▶ **Short exercise**
Retype the records below exactly as they appear.

───

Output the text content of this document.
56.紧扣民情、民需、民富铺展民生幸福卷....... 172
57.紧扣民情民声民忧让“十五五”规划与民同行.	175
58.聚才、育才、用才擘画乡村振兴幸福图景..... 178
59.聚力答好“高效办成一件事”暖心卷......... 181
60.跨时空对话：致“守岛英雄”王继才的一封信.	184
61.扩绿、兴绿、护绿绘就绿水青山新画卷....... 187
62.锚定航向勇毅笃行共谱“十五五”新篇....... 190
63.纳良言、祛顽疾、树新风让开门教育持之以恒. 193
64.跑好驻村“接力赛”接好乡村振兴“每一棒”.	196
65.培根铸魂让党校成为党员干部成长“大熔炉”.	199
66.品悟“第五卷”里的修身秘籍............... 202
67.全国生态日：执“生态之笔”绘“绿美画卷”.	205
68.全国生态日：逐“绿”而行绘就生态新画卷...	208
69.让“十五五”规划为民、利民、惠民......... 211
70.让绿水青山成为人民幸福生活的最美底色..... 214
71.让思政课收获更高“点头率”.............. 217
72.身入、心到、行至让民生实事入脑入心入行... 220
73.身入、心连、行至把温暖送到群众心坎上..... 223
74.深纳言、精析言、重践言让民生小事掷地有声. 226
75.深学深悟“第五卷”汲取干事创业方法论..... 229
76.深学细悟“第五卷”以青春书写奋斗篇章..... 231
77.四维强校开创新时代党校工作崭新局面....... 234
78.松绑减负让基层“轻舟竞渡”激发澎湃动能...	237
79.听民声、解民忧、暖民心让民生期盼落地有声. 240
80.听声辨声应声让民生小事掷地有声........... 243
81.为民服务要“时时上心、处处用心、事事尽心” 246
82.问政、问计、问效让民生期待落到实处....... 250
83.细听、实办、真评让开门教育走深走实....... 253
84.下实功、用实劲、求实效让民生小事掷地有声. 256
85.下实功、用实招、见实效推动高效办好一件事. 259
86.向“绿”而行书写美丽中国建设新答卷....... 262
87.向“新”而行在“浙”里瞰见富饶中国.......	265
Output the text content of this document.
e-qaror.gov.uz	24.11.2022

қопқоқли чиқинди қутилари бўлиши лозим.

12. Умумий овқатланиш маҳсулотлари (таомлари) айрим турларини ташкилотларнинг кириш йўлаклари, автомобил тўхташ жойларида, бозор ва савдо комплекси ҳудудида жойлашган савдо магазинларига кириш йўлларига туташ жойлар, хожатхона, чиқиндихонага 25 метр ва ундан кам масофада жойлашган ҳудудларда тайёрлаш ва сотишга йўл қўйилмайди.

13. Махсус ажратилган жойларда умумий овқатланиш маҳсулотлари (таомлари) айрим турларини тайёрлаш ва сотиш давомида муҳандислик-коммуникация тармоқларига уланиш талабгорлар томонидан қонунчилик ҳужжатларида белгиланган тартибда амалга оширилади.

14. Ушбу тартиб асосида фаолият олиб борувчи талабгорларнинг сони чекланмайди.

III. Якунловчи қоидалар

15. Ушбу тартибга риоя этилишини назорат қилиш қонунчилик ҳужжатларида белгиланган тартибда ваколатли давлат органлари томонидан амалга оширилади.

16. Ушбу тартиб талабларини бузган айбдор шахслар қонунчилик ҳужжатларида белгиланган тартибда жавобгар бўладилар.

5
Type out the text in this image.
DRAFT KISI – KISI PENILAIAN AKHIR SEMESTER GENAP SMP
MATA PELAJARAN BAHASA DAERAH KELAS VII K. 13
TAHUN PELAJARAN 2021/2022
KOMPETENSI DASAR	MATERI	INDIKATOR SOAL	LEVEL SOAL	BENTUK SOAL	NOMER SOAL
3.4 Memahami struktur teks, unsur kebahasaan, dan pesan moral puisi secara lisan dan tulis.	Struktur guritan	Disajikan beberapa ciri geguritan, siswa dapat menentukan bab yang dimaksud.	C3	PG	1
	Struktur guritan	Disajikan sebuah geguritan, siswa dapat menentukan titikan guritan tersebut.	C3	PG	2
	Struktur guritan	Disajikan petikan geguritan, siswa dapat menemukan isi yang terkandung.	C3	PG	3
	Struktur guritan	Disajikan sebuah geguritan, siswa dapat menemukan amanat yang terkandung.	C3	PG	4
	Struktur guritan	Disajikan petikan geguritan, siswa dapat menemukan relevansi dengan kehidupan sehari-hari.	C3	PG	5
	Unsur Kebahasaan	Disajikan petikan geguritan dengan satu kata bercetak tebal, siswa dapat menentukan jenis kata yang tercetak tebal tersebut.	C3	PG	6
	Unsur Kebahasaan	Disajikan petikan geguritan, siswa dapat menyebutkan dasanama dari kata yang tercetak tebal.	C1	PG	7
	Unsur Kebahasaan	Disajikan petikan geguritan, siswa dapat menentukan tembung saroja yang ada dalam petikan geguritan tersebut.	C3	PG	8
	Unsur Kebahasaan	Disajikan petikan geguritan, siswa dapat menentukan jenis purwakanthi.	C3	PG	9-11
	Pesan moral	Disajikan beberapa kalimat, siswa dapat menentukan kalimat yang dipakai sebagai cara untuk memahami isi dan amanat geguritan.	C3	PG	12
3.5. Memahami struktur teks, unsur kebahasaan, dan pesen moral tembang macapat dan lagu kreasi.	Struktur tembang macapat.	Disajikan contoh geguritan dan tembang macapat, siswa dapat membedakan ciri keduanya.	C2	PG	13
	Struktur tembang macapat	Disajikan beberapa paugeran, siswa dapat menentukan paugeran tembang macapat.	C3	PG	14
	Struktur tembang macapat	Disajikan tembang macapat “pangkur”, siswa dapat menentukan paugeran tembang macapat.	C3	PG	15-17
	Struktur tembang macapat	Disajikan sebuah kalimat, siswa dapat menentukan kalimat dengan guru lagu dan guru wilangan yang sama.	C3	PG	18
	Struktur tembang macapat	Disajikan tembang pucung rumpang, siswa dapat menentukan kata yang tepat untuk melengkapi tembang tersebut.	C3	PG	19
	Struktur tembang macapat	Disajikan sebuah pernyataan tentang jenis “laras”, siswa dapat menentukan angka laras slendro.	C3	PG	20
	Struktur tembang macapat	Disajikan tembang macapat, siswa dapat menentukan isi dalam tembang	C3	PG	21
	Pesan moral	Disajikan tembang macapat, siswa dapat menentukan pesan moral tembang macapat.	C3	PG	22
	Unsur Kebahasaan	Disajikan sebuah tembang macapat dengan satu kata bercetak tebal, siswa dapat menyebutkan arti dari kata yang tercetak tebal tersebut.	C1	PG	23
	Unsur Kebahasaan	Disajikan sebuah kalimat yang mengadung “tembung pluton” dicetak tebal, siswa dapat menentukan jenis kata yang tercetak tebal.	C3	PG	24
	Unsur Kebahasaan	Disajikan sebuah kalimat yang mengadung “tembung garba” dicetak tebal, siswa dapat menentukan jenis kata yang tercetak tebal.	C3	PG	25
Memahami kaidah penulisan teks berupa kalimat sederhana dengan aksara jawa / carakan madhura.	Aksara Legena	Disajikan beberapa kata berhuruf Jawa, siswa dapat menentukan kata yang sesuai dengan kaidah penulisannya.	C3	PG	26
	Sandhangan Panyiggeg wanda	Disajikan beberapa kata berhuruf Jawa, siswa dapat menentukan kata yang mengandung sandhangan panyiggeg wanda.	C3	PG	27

───

▶ **Solved exercise**
Output the text content of this document.
56.紧扣民情、民需、民富铺展民生幸福卷....... 172
57.紧扣民情民声民忧让“十五五”规划与民同行.	175
58.聚才、育才、用才擘画乡村振兴幸福图景..... 178
59.聚力答好“高效办成一件事”暖心卷......... 181
60.跨时空对话：致“守岛英雄”王继才的一封信.	184
61.扩绿、兴绿、护绿绘就绿水青山新画卷....... 187
62.锚定航向勇毅笃行共谱“十五五”新篇....... 190
63.纳良言、祛顽疾、树新风让开门教育持之以恒. 193
64.跑好驻村“接力赛”接好乡村振兴“每一棒”.	196
65.培根铸魂让党校成为党员干部成长“大熔炉”.	199
66.品悟“第五卷”里的修身秘籍............... 202
67.全国生态日：执“生态之笔”绘“绿美画卷”.	205
68.全国生态日：逐“绿”而行绘就生态新画卷...	208
69.让“十五五”规划为民、利民、惠民......... 211
70.让绿水青山成为人民幸福生活的最美底色..... 214
71.让思政课收获更高“点头率”.............. 217
72.身入、心到、行至让民生实事入脑入心入行... 220
73.身入、心连、行至把温暖送到群众心坎上..... 223
74.深纳言、精析言、重践言让民生小事掷地有声. 226
75.深学深悟“第五卷”汲取干事创业方法论..... 229
76.深学细悟“第五卷”以青春书写奋斗篇章..... 231
77.四维强校开创新时代党校工作崭新局面....... 234
78.松绑减负让基层“轻舟竞渡”激发澎湃动能...	237
79.听民声、解民忧、暖民心让民生期盼落地有声. 240
80.听声辨声应声让民生小事掷地有声........... 243
81.为民服务要“时时上心、处处用心、事事尽心” 246
82.问政、问计、问效让民生期待落到实处....... 250
83.细听、实办、真评让开门教育走深走实....... 253
84.下实功、用实劲、求实效让民生小事掷地有声. 256
85.下实功、用实招、见实效推动高效办好一件事. 259
86.向“绿”而行书写美丽中国建设新答卷....... 262
87.向“新”而行在“浙”里瞰见富饶中国.......	265
Output the text content of this document.
e-qaror.gov.uz	24.11.2022

қопқоқли чиқинди қутилари бўлиши лозим.

12. Умумий овқатланиш маҳсулотлари (таомлари) айрим турларини ташкилотларнинг кириш йўлаклари, автомобил тўхташ жойларида, бозор ва савдо комплекси ҳудудида жойлашган савдо магазинларига кириш йўлларига туташ жойлар, хожатхона, чиқиндихонага 25 метр ва ундан кам масофада жойлашган ҳудудларда тайёрлаш ва сотишга йўл қўйилмайди.

13. Махсус ажратилган жойларда умумий овқатланиш маҳсулотлари (таомлари) айрим турларини тайёрлаш ва сотиш давомида муҳандислик-коммуникация тармоқларига уланиш талабгорлар томонидан қонунчилик ҳужжатларида белгиланган тартибда амалга оширилади.

14. Ушбу тартиб асосида фаолият олиб борувчи талабгорларнинг сони чекланмайди.

III. Якунловчи қоидалар

15. Ушбу тартибга риоя этилишини назорат қилиш қонунчилик ҳужжатларида белгиланган тартибда ваколатли давлат органлари томонидан амалга оширилади.

16. Ушбу тартиб талабларини бузган айбдор шахслар қонунчилик ҳужжатларида белгиланган тартибда жавобгар бўладилар.

5
Type out the text in this image.
DRAFT KISI – KISI PENILAIAN AKHIR SEMESTER GENAP SMP
MATA PELAJARAN BAHASA DAERAH KELAS VII K. 13
TAHUN PELAJARAN 2021/2022
KOMPETENSI DASAR	MATERI	INDIKATOR SOAL	LEVEL SOAL	BENTUK SOAL	NOMER SOAL
3.4 Memahami struktur teks, unsur kebahasaan, dan pesan moral puisi secara lisan dan tulis.	Struktur guritan	Disajikan beberapa ciri geguritan, siswa dapat menentukan bab yang dimaksud.	C3	PG	1
	Struktur guritan	Disajikan sebuah geguritan, siswa dapat menentukan titikan guritan tersebut.	C3	PG	2
	Struktur guritan	Disajikan petikan geguritan, siswa dapat menemukan isi yang terkandung.	C3	PG	3
	Struktur guritan	Disajikan sebuah geguritan, siswa dapat menemukan amanat yang terkandung.	C3	PG	4
	Struktur guritan	Disajikan petikan geguritan, siswa dapat menemukan relevansi dengan kehidupan sehari-hari.	C3	PG	5
	Unsur Kebahasaan	Disajikan petikan geguritan dengan satu kata bercetak tebal, siswa dapat menentukan jenis kata yang tercetak tebal tersebut.	C3	PG	6
	Unsur Kebahasaan	Disajikan petikan geguritan, siswa dapat menyebutkan dasanama dari kata yang tercetak tebal.	C1	PG	7
	Unsur Kebahasaan	Disajikan petikan geguritan, siswa dapat menentukan tembung saroja yang ada dalam petikan geguritan tersebut.	C3	PG	8
	Unsur Kebahasaan	Disajikan petikan geguritan, siswa dapat menentukan jenis purwakanthi.	C3	PG	9-11
	Pesan moral	Disajikan beberapa kalimat, siswa dapat menentukan kalimat yang dipakai sebagai cara untuk memahami isi dan amanat geguritan.	C3	PG	12
3.5. Memahami struktur teks, unsur kebahasaan, dan pesen moral tembang macapat dan lagu kreasi.	Struktur tembang macapat.	Disajikan contoh geguritan dan tembang macapat, siswa dapat membedakan ciri keduanya.	C2	PG	13
	Struktur tembang macapat	Disajikan beberapa paugeran, siswa dapat menentukan paugeran tembang macapat.	C3	PG	14
	Struktur tembang macapat	Disajikan tembang macapat “pangkur”, siswa dapat menentukan paugeran tembang macapat.	C3	PG	15-17
	Struktur tembang macapat	Disajikan sebuah kalimat, siswa dapat menentukan kalimat dengan guru lagu dan guru wilangan yang sama.	C3	PG	18
	Struktur tembang macapat	Disajikan tembang pucung rumpang, siswa dapat menentukan kata yang tepat untuk melengkapi tembang tersebut.	C3	PG	19
	Struktur tembang macapat	Disajikan sebuah pernyataan tentang jenis “laras”, siswa dapat menentukan angka laras slendro.	C3	PG	20
	Struktur tembang macapat	Disajikan tembang macapat, siswa dapat menentukan isi dalam tembang	C3	PG	21
	Pesan moral	Disajikan tembang macapat, siswa dapat menentukan pesan moral tembang macapat.	C3	PG	22
	Unsur Kebahasaan	Disajikan sebuah tembang macapat dengan satu kata bercetak tebal, siswa dapat menyebutkan arti dari kata yang tercetak tebal tersebut.	C1	PG	23
	Unsur Kebahasaan	Disajikan sebuah kalimat yang mengadung “tembung pluton” dicetak tebal, siswa dapat menentukan jenis kata yang tercetak tebal.	C3	PG	24
	Unsur Kebahasaan	Disajikan sebuah kalimat yang mengadung “tembung garba” dicetak tebal, siswa dapat menentukan jenis kata yang tercetak tebal.	C3	PG	25
Memahami kaidah penulisan teks berupa kalimat sederhana dengan aksara jawa / carakan madhura.	Aksara Legena	Disajikan beberapa kata berhuruf Jawa, siswa dapat menentukan kata yang sesuai dengan kaidah penulisannya.	C3	PG	26
	Sandhangan Panyiggeg wanda	Disajikan beberapa kata berhuruf Jawa, siswa dapat menentukan kata yang mengandung sandhangan panyiggeg wanda.	C3	PG	27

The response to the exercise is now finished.